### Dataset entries
========================================

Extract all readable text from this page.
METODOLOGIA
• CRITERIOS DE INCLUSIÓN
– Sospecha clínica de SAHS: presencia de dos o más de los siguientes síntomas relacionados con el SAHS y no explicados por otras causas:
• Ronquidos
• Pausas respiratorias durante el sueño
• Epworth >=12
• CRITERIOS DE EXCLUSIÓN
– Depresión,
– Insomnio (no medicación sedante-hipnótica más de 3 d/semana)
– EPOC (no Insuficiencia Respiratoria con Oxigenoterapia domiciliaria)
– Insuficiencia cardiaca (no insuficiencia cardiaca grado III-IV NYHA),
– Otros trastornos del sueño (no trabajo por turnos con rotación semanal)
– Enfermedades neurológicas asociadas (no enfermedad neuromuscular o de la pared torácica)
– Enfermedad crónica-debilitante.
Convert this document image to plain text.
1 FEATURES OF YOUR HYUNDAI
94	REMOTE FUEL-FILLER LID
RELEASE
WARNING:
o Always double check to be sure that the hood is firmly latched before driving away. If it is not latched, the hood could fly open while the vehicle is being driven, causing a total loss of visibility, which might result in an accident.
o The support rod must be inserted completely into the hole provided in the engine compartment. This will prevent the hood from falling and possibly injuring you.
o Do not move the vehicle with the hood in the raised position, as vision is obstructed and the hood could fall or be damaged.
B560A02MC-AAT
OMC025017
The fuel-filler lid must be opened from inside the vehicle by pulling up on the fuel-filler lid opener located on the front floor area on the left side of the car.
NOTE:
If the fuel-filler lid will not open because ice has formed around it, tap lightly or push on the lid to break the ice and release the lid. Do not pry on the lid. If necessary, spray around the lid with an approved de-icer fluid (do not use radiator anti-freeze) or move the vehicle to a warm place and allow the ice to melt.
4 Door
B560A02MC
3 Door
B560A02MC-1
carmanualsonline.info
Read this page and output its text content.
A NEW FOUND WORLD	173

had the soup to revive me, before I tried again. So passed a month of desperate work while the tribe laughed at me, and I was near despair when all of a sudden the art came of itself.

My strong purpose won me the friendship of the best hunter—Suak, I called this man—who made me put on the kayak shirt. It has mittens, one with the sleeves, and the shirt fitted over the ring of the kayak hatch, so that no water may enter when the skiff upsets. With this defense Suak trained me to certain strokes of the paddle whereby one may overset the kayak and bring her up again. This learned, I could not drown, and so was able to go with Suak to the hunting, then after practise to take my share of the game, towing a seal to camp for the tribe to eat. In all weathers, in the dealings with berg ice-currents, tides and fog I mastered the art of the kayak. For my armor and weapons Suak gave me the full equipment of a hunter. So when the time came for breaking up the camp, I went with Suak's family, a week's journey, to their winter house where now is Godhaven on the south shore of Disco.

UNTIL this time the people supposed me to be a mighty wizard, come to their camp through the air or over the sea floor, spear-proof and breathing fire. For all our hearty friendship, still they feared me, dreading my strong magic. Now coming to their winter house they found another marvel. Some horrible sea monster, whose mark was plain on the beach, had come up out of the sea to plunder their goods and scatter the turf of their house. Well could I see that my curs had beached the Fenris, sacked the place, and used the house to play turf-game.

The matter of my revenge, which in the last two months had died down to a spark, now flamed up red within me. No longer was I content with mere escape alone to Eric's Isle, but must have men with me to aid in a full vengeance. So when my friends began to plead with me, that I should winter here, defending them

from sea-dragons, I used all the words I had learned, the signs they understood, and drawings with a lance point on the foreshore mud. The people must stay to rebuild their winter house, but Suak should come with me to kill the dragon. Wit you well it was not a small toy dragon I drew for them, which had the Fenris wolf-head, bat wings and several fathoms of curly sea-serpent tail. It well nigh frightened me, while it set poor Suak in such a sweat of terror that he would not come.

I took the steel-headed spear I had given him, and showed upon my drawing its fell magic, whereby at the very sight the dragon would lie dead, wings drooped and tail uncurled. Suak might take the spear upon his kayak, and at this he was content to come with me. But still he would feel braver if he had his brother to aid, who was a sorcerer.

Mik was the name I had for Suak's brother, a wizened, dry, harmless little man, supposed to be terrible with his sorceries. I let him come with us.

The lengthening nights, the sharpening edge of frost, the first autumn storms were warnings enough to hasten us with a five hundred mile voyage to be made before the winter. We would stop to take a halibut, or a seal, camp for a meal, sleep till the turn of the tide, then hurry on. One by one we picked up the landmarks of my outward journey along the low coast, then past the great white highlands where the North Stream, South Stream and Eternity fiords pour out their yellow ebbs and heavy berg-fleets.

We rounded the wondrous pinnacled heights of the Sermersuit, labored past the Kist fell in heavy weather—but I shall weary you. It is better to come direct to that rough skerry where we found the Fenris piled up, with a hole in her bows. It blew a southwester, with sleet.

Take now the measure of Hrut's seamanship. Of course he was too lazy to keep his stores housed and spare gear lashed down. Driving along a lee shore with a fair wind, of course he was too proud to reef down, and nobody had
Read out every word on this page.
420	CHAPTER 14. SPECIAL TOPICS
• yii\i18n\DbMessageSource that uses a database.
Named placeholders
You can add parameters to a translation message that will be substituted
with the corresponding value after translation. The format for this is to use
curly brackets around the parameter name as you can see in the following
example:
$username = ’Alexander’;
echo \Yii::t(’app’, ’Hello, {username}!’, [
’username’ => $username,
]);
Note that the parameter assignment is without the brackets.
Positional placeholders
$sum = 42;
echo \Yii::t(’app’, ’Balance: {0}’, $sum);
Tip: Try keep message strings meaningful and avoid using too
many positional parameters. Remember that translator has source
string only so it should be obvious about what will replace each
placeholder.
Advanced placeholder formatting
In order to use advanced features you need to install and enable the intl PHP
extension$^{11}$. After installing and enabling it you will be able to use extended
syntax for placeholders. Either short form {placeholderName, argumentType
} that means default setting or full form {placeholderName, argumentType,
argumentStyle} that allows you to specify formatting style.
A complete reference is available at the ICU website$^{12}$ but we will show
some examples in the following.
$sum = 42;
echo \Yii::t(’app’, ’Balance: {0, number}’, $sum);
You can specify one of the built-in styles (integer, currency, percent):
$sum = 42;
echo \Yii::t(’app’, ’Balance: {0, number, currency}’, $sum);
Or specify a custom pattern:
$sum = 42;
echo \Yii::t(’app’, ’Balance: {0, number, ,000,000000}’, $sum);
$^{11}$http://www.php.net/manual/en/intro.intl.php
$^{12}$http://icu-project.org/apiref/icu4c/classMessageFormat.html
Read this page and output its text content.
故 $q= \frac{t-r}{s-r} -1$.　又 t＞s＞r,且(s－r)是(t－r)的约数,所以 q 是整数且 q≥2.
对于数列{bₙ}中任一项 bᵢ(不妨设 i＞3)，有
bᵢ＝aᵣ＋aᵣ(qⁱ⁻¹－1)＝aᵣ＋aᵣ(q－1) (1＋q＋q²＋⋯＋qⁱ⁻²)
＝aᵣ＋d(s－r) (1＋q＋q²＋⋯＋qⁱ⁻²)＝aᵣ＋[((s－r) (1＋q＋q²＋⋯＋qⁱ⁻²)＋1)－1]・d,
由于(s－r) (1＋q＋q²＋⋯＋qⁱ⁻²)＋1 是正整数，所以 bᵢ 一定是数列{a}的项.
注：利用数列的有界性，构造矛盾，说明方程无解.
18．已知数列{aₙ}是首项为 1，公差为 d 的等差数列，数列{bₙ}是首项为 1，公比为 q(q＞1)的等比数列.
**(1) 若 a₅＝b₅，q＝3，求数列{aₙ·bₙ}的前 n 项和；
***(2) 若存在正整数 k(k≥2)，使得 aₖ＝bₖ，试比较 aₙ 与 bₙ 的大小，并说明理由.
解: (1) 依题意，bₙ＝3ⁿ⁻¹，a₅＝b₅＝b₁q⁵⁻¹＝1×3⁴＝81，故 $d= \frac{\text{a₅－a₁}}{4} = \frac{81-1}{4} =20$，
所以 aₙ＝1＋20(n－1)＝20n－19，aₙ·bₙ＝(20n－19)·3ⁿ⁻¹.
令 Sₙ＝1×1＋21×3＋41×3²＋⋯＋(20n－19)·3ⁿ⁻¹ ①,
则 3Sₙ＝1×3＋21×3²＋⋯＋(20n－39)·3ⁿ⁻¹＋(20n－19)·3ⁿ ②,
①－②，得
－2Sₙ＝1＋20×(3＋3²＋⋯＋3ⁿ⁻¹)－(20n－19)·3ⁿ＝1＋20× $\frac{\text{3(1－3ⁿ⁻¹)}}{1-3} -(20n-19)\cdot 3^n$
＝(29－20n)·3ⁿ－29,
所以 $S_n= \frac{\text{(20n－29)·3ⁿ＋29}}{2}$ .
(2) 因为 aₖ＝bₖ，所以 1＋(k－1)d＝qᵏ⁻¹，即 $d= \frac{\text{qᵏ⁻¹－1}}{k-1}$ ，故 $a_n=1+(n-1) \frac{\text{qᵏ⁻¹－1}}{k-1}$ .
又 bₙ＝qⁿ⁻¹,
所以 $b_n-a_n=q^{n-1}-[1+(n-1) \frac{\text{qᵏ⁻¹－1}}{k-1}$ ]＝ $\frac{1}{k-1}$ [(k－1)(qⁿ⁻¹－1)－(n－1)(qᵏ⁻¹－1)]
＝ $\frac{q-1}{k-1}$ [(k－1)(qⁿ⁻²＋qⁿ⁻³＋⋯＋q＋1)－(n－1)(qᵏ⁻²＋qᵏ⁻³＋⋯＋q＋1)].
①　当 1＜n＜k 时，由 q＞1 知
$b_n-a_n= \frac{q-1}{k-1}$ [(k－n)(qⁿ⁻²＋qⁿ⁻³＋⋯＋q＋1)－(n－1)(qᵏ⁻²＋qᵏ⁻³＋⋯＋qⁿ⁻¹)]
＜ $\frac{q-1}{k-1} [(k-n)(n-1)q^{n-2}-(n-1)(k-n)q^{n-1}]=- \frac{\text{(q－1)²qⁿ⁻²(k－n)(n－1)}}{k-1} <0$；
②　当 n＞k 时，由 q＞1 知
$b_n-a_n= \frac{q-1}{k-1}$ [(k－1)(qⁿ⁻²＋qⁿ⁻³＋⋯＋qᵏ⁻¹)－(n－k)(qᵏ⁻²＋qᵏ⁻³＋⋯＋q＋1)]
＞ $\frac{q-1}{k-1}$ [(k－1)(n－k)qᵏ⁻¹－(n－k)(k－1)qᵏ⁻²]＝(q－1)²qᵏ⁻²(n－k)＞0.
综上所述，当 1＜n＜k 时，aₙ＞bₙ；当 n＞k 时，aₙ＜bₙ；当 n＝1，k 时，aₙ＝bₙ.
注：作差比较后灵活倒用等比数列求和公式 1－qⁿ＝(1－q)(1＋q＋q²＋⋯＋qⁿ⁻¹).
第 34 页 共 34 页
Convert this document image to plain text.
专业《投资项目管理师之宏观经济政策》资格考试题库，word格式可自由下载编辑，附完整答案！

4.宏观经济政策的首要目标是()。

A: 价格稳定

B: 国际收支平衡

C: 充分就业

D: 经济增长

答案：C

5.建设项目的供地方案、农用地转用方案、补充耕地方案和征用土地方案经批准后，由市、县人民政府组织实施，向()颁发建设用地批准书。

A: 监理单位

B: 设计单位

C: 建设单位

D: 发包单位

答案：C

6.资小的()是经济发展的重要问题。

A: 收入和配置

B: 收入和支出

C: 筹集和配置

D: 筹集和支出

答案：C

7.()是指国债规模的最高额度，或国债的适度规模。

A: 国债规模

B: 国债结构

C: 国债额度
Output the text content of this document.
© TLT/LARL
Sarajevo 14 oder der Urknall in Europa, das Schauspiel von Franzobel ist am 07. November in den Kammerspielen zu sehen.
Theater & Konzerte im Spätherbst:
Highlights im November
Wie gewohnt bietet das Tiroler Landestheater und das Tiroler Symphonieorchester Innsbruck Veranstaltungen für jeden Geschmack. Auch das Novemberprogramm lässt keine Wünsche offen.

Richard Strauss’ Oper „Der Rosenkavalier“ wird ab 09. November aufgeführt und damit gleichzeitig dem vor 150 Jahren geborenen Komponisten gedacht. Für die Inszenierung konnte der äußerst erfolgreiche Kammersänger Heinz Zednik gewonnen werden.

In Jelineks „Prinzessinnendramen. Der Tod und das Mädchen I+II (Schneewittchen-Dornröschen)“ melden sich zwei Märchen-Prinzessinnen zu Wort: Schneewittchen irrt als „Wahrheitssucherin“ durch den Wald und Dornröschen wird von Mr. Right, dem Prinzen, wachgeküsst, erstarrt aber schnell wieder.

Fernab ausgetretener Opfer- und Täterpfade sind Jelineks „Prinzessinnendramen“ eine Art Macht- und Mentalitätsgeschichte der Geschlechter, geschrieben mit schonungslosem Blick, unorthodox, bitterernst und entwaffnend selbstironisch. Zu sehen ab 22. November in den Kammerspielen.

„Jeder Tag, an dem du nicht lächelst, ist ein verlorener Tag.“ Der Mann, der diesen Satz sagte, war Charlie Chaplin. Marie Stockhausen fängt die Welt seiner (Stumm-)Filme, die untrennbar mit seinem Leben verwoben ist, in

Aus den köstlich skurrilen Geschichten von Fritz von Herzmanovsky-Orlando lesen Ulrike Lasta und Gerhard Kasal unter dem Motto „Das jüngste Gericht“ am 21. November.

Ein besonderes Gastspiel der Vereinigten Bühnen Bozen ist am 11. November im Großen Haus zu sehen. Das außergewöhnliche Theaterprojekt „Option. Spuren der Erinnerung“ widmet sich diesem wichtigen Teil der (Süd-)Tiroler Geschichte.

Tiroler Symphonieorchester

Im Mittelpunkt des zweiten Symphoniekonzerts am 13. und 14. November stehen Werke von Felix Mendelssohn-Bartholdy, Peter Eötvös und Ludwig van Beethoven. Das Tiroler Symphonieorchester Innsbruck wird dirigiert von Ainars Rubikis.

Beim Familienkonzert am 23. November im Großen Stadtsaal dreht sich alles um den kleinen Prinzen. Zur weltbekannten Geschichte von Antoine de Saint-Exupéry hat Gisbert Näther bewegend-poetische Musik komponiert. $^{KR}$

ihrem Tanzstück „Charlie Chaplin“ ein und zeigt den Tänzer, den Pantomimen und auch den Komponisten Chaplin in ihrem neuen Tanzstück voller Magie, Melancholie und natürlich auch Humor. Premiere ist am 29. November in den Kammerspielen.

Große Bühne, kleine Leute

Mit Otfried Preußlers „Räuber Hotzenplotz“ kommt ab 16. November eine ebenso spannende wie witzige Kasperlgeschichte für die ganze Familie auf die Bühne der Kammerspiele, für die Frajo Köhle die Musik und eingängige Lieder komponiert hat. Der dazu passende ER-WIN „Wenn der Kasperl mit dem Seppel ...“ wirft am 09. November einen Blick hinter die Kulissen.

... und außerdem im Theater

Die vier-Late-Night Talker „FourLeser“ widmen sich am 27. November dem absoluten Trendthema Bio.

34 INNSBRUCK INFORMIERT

========================================

### Your task
Go through the material and copy out every line with "CRITERIOS" in it.

### Final result
• CRITERIOS DE INCLUSIÓN
• CRITERIOS DE EXCLUSIÓN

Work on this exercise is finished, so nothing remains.